> [Available records]
━━━━━━

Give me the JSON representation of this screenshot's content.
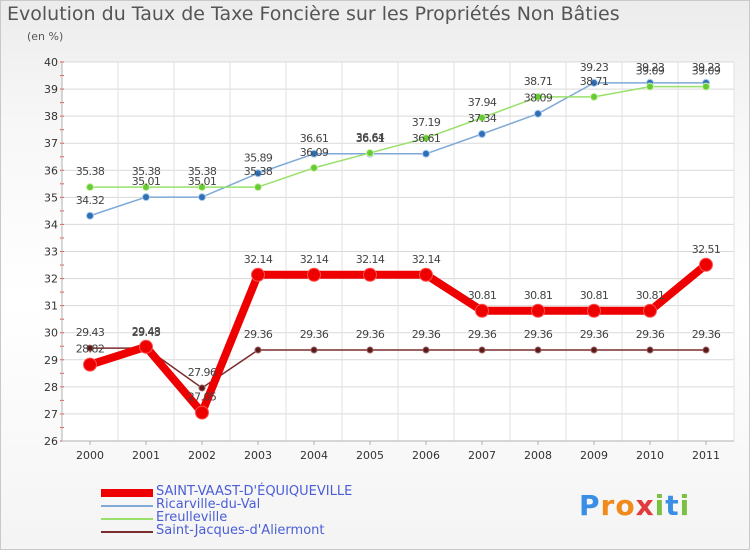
{
  "title": "Evolution du Taux de Taxe Foncière sur les Propriétés Non Bâties",
  "unit_label": "(en %)",
  "logo": {
    "letters": [
      "P",
      "r",
      "o",
      "x",
      "i",
      "t",
      "i"
    ],
    "colors": [
      "#3a8ee6",
      "#f08a1c",
      "#f08a1c",
      "#e23b3b",
      "#7bc043",
      "#3a8ee6",
      "#7bc043"
    ]
  },
  "chart_data": {
    "type": "line",
    "title": "Evolution du Taux de Taxe Foncière sur les Propriétés Non Bâties",
    "ylabel": "(en %)",
    "xlabel": "",
    "x": [
      "2000",
      "2001",
      "2002",
      "2003",
      "2004",
      "2005",
      "2006",
      "2007",
      "2008",
      "2009",
      "2010",
      "2011"
    ],
    "ylim": [
      26,
      40
    ],
    "yticks": [
      "26",
      "27",
      "28",
      "29",
      "30",
      "31",
      "32",
      "33",
      "34",
      "35",
      "36",
      "37",
      "38",
      "39",
      "40"
    ],
    "grid": true,
    "legend_position": "bottom-left",
    "series": [
      {
        "name": "SAINT-VAAST-D'ÉQUIQUEVILLE",
        "color": "#ee0000",
        "values": [
          28.82,
          29.48,
          27.05,
          32.14,
          32.14,
          32.14,
          32.14,
          30.81,
          30.81,
          30.81,
          30.81,
          32.51
        ],
        "labels": [
          "28.82",
          "29.48",
          "27.05",
          "32.14",
          "32.14",
          "32.14",
          "32.14",
          "30.81",
          "30.81",
          "30.81",
          "30.81",
          "32.51"
        ]
      },
      {
        "name": "Ricarville-du-Val",
        "color": "#7fa9d6",
        "values": [
          34.32,
          35.01,
          35.01,
          35.89,
          36.61,
          36.61,
          36.61,
          37.34,
          38.09,
          39.23,
          39.23,
          39.23
        ],
        "labels": [
          "34.32",
          "35.01",
          "35.01",
          "35.89",
          "36.61",
          "36.61",
          "36.61",
          "37.34",
          "38.09",
          "39.23",
          "39.23",
          "39.23"
        ]
      },
      {
        "name": "Ereulleville",
        "color": "#99e06a",
        "values": [
          35.38,
          35.38,
          35.38,
          35.38,
          36.09,
          36.64,
          37.19,
          37.94,
          38.71,
          38.71,
          39.09,
          39.09
        ],
        "labels": [
          "35.38",
          "35.38",
          "35.38",
          "35.38",
          "36.09",
          "36.64",
          "37.19",
          "37.94",
          "38.71",
          "38.71",
          "39.09",
          "39.09"
        ]
      },
      {
        "name": "Saint-Jacques-d'Aliermont",
        "color": "#7a2d2d",
        "values": [
          29.43,
          29.43,
          27.96,
          29.36,
          29.36,
          29.36,
          29.36,
          29.36,
          29.36,
          29.36,
          29.36,
          29.36
        ],
        "labels": [
          "29.43",
          "29.43",
          "27.96",
          "29.36",
          "29.36",
          "29.36",
          "29.36",
          "29.36",
          "29.36",
          "29.36",
          "29.36",
          "29.36"
        ]
      }
    ]
  }
}
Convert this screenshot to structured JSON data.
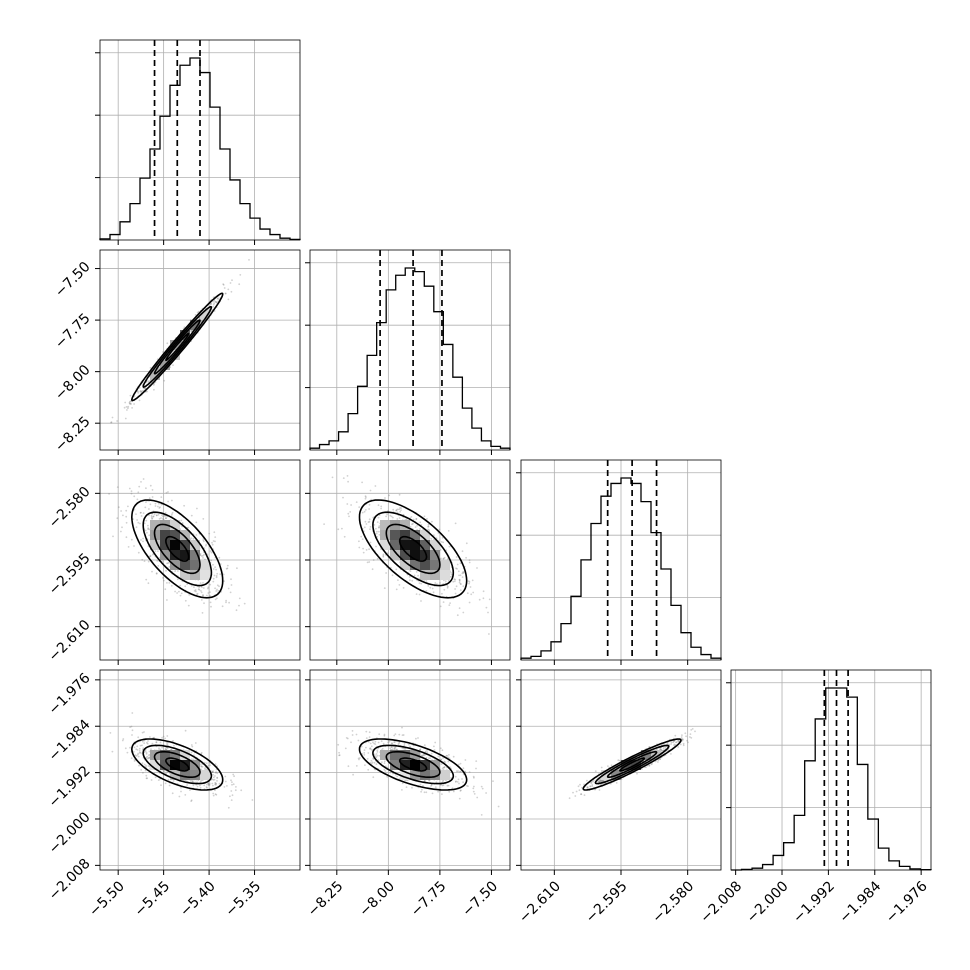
{
  "chart_data": {
    "type": "corner",
    "grid": true,
    "parameters": [
      {
        "mean": -5.435,
        "sd": 0.025,
        "range": [
          -5.52,
          -5.3
        ],
        "ticks": [
          -5.5,
          -5.45,
          -5.4,
          -5.35
        ],
        "tick_labels": [
          "−5.50",
          "−5.45",
          "−5.40",
          "−5.35"
        ],
        "quantiles": [
          -5.46,
          -5.435,
          -5.41
        ],
        "hist_bins": [
          0.006,
          0.03,
          0.1,
          0.2,
          0.34,
          0.5,
          0.68,
          0.85,
          0.96,
          1.0,
          0.92,
          0.73,
          0.5,
          0.33,
          0.2,
          0.12,
          0.06,
          0.03,
          0.01,
          0.003
        ]
      },
      {
        "mean": -7.88,
        "sd": 0.13,
        "range": [
          -8.38,
          -7.41
        ],
        "ticks": [
          -8.25,
          -8.0,
          -7.75,
          -7.5
        ],
        "tick_labels": [
          "−8.25",
          "−8.00",
          "−7.75",
          "−7.50"
        ],
        "quantiles": [
          -8.04,
          -7.88,
          -7.74
        ],
        "hist_bins": [
          0.01,
          0.03,
          0.05,
          0.1,
          0.2,
          0.35,
          0.52,
          0.7,
          0.88,
          0.96,
          1.0,
          0.98,
          0.9,
          0.76,
          0.58,
          0.4,
          0.23,
          0.12,
          0.05,
          0.02,
          0.01
        ]
      },
      {
        "mean": -2.5925,
        "sd": 0.0055,
        "range": [
          -2.6175,
          -2.5725
        ],
        "ticks": [
          -2.61,
          -2.595,
          -2.58
        ],
        "tick_labels": [
          "−2.610",
          "−2.595",
          "−2.580"
        ],
        "quantiles": [
          -2.598,
          -2.5925,
          -2.587
        ],
        "hist_bins": [
          0.01,
          0.02,
          0.05,
          0.1,
          0.2,
          0.35,
          0.55,
          0.75,
          0.9,
          0.97,
          1.0,
          0.97,
          0.87,
          0.7,
          0.5,
          0.3,
          0.15,
          0.07,
          0.03,
          0.01
        ]
      },
      {
        "mean": -1.9906,
        "sd": 0.0022,
        "range": [
          -2.0088,
          -1.9743
        ],
        "ticks": [
          -2.008,
          -2.0,
          -1.992,
          -1.984,
          -1.976
        ],
        "tick_labels": [
          "−2.008",
          "−2.000",
          "−1.992",
          "−1.984",
          "−1.976"
        ],
        "quantiles": [
          -1.9927,
          -1.9906,
          -1.9886
        ],
        "hist_bins": [
          0,
          0.003,
          0.01,
          0.03,
          0.08,
          0.15,
          0.3,
          0.6,
          0.83,
          1.0,
          1.0,
          0.95,
          0.58,
          0.28,
          0.12,
          0.05,
          0.02,
          0.006,
          0.002
        ]
      }
    ],
    "correlations": {
      "1-0": 0.985,
      "2-0": -0.65,
      "2-1": -0.65,
      "3-0": -0.6,
      "3-1": -0.6,
      "3-2": 0.95
    }
  }
}
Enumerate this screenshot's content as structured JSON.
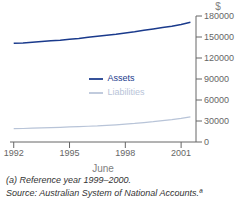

━━━━━━

> [Short exercise]
Track down all lines above with the string "screenshot" and copy them.

> [Solution for this exercise]
Give me the JSON representation of this screenshot's content.
Convert this screenshot to structured JSON data.
Enumerate this screenshot's content as structured JSON.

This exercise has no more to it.